■ **WHAT YOU WILL DO**: Gather each line containing the string "中国教师报" from these entries.

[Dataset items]
----

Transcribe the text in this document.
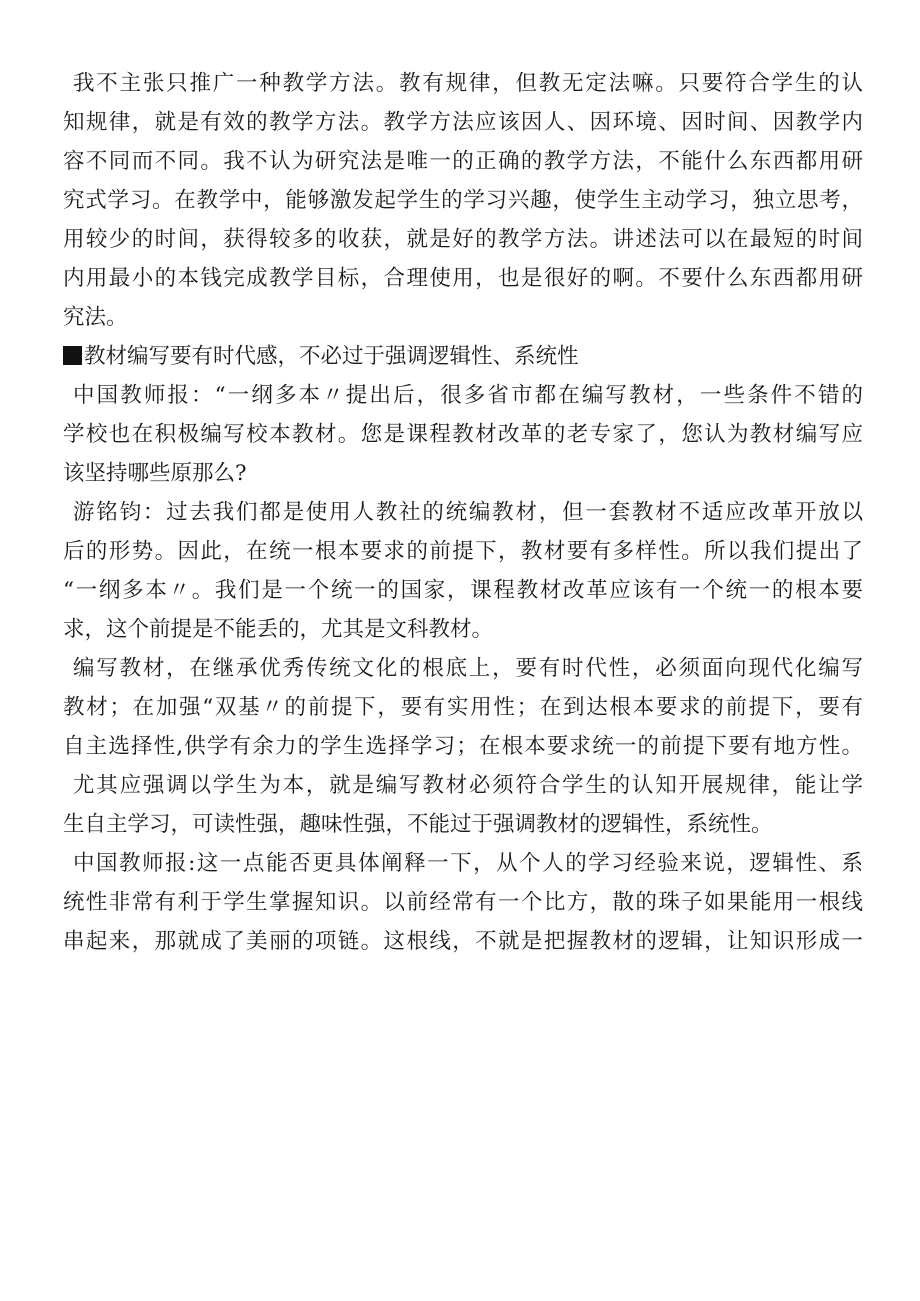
我不主张只推广一种教学方法。教有规律，但教无定法嘛。只要符合学生的认
知规律，就是有效的教学方法。教学方法应该因人、因环境、因时间、因教学内
容不同而不同。我不认为研究法是唯一的正确的教学方法，不能什么东西都用研
究式学习。在教学中，能够激发起学生的学习兴趣，使学生主动学习，独立思考，
用较少的时间，获得较多的收获，就是好的教学方法。讲述法可以在最短的时间
内用最小的本钱完成教学目标，合理使用，也是很好的啊。不要什么东西都用研
究法。
教材编写要有时代感，不必过于强调逻辑性、系统性
中国教师报：“一纲多本〃提出后，很多省市都在编写教材，一些条件不错的
学校也在积极编写校本教材。您是课程教材改革的老专家了，您认为教材编写应
该坚持哪些原那么?
游铭钧：过去我们都是使用人教社的统编教材，但一套教材不适应改革开放以
后的形势。因此，在统一根本要求的前提下，教材要有多样性。所以我们提出了
“一纲多本〃。我们是一个统一的国家，课程教材改革应该有一个统一的根本要
求，这个前提是不能丢的，尤其是文科教材。
编写教材，在继承优秀传统文化的根底上，要有时代性，必须面向现代化编写
教材；在加强“双基〃的前提下，要有实用性；在到达根本要求的前提下，要有
自主选择性,供学有余力的学生选择学习；在根本要求统一的前提下要有地方性。
尤其应强调以学生为本，就是编写教材必须符合学生的认知开展规律，能让学
生自主学习，可读性强，趣味性强，不能过于强调教材的逻辑性，系统性。
中国教师报:这一点能否更具体阐释一下，从个人的学习经验来说，逻辑性、系
统性非常有利于学生掌握知识。以前经常有一个比方，散的珠子如果能用一根线
串起来，那就成了美丽的项链。这根线，不就是把握教材的逻辑，让知识形成一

----

■ **EXPECTED ANSWER**:
中国教师报：“一纲多本〃提出后，很多省市都在编写教材，一些条件不错的
中国教师报:这一点能否更具体阐释一下，从个人的学习经验来说，逻辑性、系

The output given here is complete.